THE REQUEST - From the entries below, say how many lines carry the word "this", and give nothing but the number.

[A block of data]

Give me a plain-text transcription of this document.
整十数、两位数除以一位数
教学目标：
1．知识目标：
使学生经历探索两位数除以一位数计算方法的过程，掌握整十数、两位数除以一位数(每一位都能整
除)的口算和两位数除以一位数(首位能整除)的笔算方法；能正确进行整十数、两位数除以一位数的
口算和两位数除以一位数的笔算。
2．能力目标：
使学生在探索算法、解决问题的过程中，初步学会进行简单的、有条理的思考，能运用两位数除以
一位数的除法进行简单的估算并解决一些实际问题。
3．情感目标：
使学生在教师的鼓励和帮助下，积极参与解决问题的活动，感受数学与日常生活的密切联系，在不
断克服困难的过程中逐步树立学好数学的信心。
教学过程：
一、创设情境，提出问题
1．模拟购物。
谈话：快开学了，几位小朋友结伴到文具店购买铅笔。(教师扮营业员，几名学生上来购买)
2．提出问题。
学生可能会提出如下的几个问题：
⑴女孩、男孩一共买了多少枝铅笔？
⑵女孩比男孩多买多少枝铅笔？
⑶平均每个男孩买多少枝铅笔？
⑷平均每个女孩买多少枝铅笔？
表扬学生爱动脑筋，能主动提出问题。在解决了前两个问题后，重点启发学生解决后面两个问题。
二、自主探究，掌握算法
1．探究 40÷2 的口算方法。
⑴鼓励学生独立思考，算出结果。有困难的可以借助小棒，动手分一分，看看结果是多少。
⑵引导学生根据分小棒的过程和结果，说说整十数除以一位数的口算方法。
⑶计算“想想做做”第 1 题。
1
---
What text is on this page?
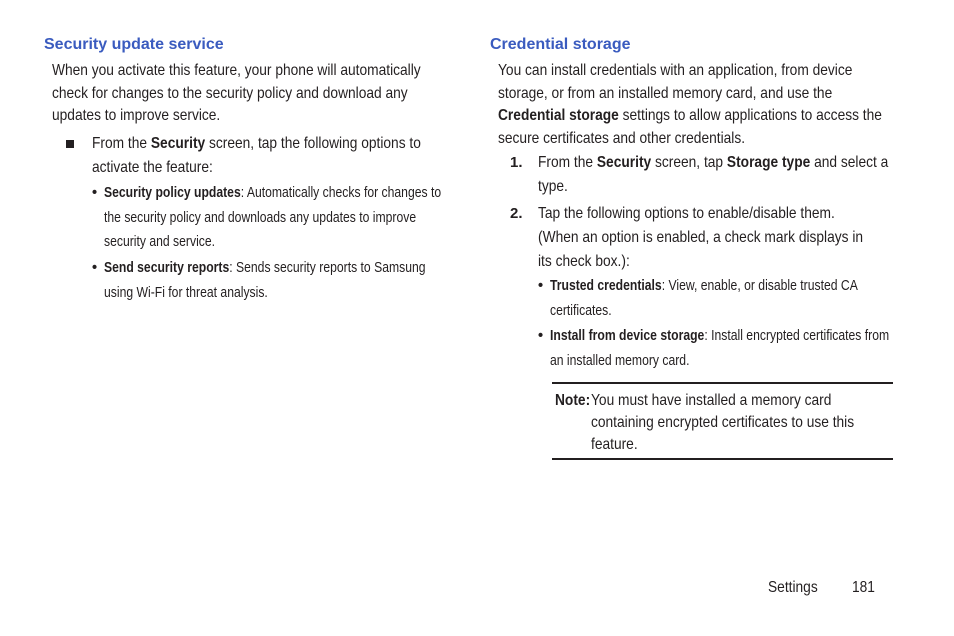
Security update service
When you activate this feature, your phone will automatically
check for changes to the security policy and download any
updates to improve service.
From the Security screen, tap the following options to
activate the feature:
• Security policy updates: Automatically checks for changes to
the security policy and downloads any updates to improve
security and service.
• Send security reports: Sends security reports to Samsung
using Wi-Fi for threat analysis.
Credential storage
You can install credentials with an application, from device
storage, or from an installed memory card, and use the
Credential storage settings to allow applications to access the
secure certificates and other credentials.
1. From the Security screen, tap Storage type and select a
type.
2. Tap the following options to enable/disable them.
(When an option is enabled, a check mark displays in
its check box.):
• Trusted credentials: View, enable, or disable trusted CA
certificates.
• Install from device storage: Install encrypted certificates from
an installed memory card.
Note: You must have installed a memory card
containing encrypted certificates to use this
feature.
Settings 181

EXPECTED ANSWER - 4